- Set problem -
Determine how many lines of the data below contain "splitting", then give only that number.

---+---

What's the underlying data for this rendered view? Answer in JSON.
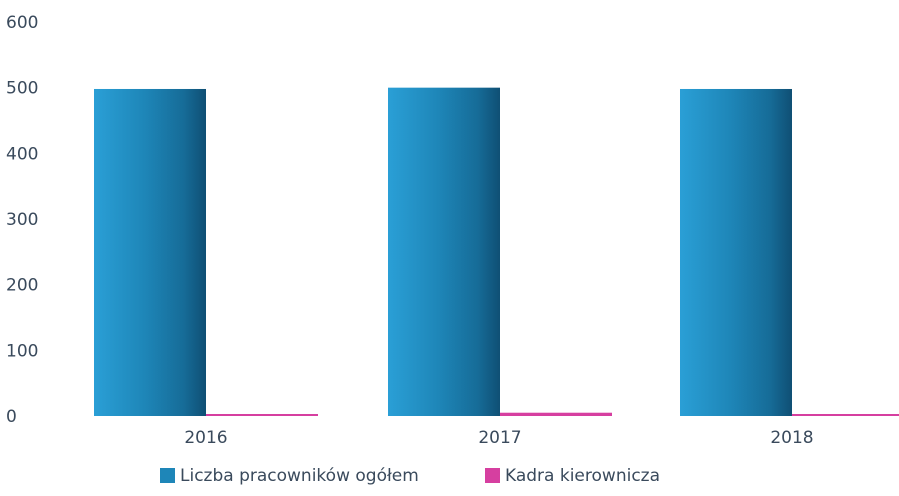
{
  "chart_data": {
    "type": "bar",
    "title": "",
    "xlabel": "",
    "ylabel": "",
    "categories": [
      "2016",
      "2017",
      "2018"
    ],
    "series": [
      {
        "name": "Liczba pracowników ogółem",
        "values": [
          498,
          500,
          498
        ],
        "color": "#1e86b8"
      },
      {
        "name": "Kadra kierownicza",
        "values": [
          3,
          5,
          3
        ],
        "color": "#d63fa0"
      }
    ],
    "ylim": [
      0,
      600
    ],
    "yticks": [
      0,
      100,
      200,
      300,
      400,
      500,
      600
    ],
    "grid": false,
    "legend_position": "bottom"
  },
  "colors": {
    "axis_text": "#3a4a5c"
  }
}
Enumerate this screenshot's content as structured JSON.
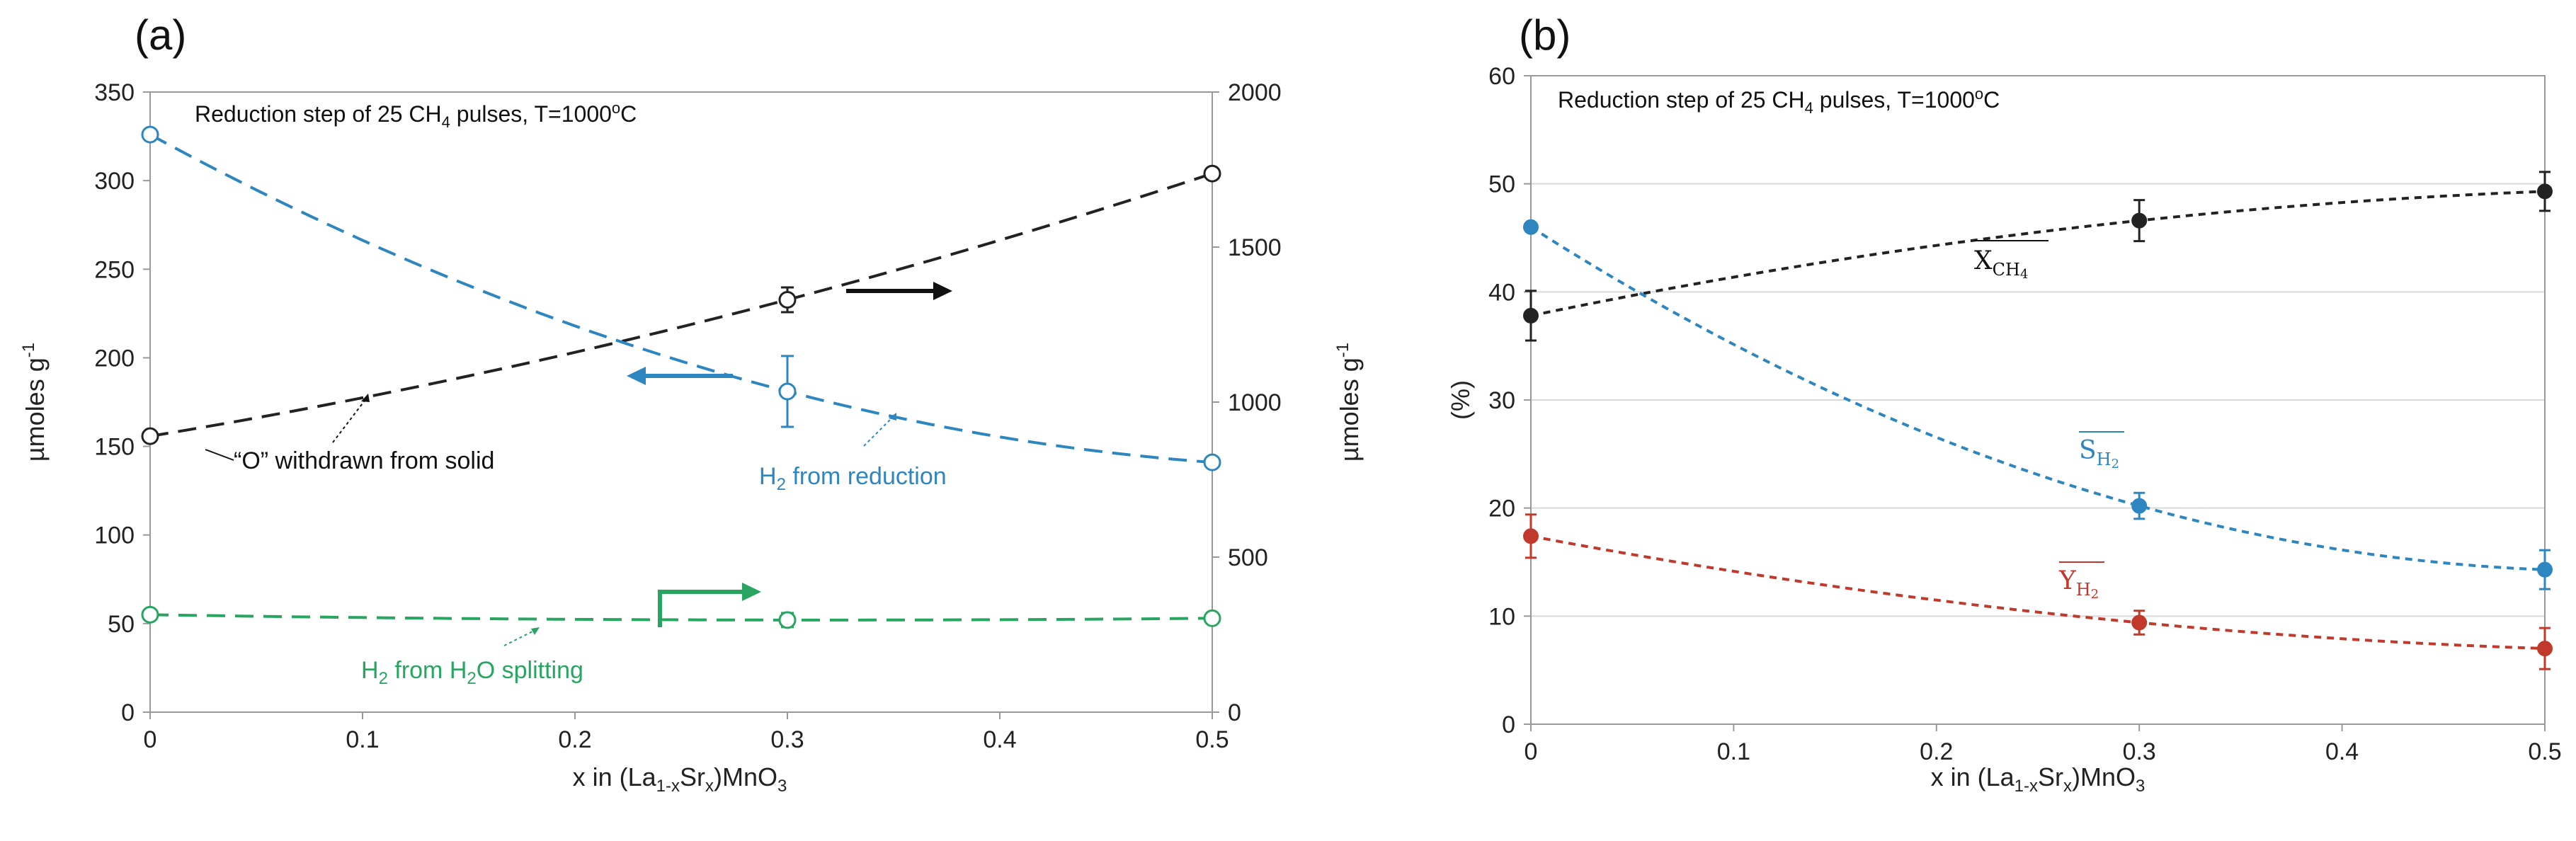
{
  "chart_data": [
    {
      "panel_label": "(a)",
      "type": "line",
      "title": "Reduction step of 25 CH4 pulses, T=1000oC",
      "title_parts": {
        "pre": "Reduction step of 25 CH",
        "sub": "4",
        "mid": " pulses, T=1000",
        "sup": "o",
        "post": "C"
      },
      "xlabel_parts": {
        "pre": "x in (La",
        "sub1": "1-x",
        "mid": "Sr",
        "sub2": "x",
        "post": ")MnO",
        "sub3": "3"
      },
      "ylabel_left": "µmoles g-1",
      "ylabel_right": "µmoles g-1",
      "ylabel_base": "µmoles g",
      "ylabel_sup": "-1",
      "xlim": [
        0,
        0.5
      ],
      "ylim_left": [
        0,
        350
      ],
      "ylim_right": [
        0,
        2000
      ],
      "x_ticks": [
        "0",
        "0.1",
        "0.2",
        "0.3",
        "0.4",
        "0.5"
      ],
      "y_ticks_left": [
        "0",
        "50",
        "100",
        "150",
        "200",
        "250",
        "300",
        "350"
      ],
      "y_ticks_right": [
        "0",
        "500",
        "1000",
        "1500",
        "2000"
      ],
      "series": [
        {
          "name": "“O” withdrawn from solid",
          "axis": "right",
          "color": "#222222",
          "x": [
            0,
            0.3,
            0.5
          ],
          "y": [
            890,
            1330,
            1737
          ],
          "err": [
            0,
            40,
            0
          ]
        },
        {
          "name": "H2 from reduction",
          "axis": "left",
          "color": "#2e86c1",
          "x": [
            0,
            0.3,
            0.5
          ],
          "y": [
            326,
            181,
            141
          ],
          "err": [
            0,
            20,
            0
          ]
        },
        {
          "name": "H2 from H2O splitting",
          "axis": "left",
          "color": "#27a561",
          "x": [
            0,
            0.3,
            0.5
          ],
          "y": [
            55,
            52,
            53
          ],
          "err": [
            0,
            4,
            0
          ]
        }
      ],
      "annotations": {
        "o_label": "“O” withdrawn from solid",
        "h2_red": {
          "pre": "H",
          "sub": "2",
          "post": " from reduction"
        },
        "h2_split": {
          "pre": "H",
          "sub1": "2",
          "mid": " from H",
          "sub2": "2",
          "post": "O splitting"
        }
      }
    },
    {
      "panel_label": "(b)",
      "type": "line",
      "title": "Reduction step of 25 CH4 pulses, T=1000oC",
      "title_parts": {
        "pre": "Reduction step of 25 CH",
        "sub": "4",
        "mid": " pulses, T=1000",
        "sup": "o",
        "post": "C"
      },
      "xlabel_parts": {
        "pre": "x in (La",
        "sub1": "1-x",
        "mid": "Sr",
        "sub2": "x",
        "post": ")MnO",
        "sub3": "3"
      },
      "ylabel": "(%)",
      "xlim": [
        0,
        0.5
      ],
      "ylim": [
        0,
        60
      ],
      "x_ticks": [
        "0",
        "0.1",
        "0.2",
        "0.3",
        "0.4",
        "0.5"
      ],
      "y_ticks": [
        "0",
        "10",
        "20",
        "30",
        "40",
        "50",
        "60"
      ],
      "series": [
        {
          "name": "XCH4",
          "label_main": "X",
          "label_sub": "CH",
          "label_sub2": "4",
          "color": "#222222",
          "x": [
            0,
            0.3,
            0.5
          ],
          "y": [
            37.8,
            46.6,
            49.3
          ],
          "err": [
            2.3,
            1.9,
            1.8
          ]
        },
        {
          "name": "SH2",
          "label_main": "S",
          "label_sub": "H",
          "label_sub2": "2",
          "color": "#2e86c1",
          "x": [
            0,
            0.3,
            0.5
          ],
          "y": [
            46.0,
            20.2,
            14.3
          ],
          "err": [
            0,
            1.2,
            1.8
          ]
        },
        {
          "name": "YH2",
          "label_main": "Y",
          "label_sub": "H",
          "label_sub2": "2",
          "color": "#c0392b",
          "x": [
            0,
            0.3,
            0.5
          ],
          "y": [
            17.4,
            9.4,
            7.0
          ],
          "err": [
            2.0,
            1.1,
            1.9
          ]
        }
      ]
    }
  ]
}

---+---

- Result of the exercise -
2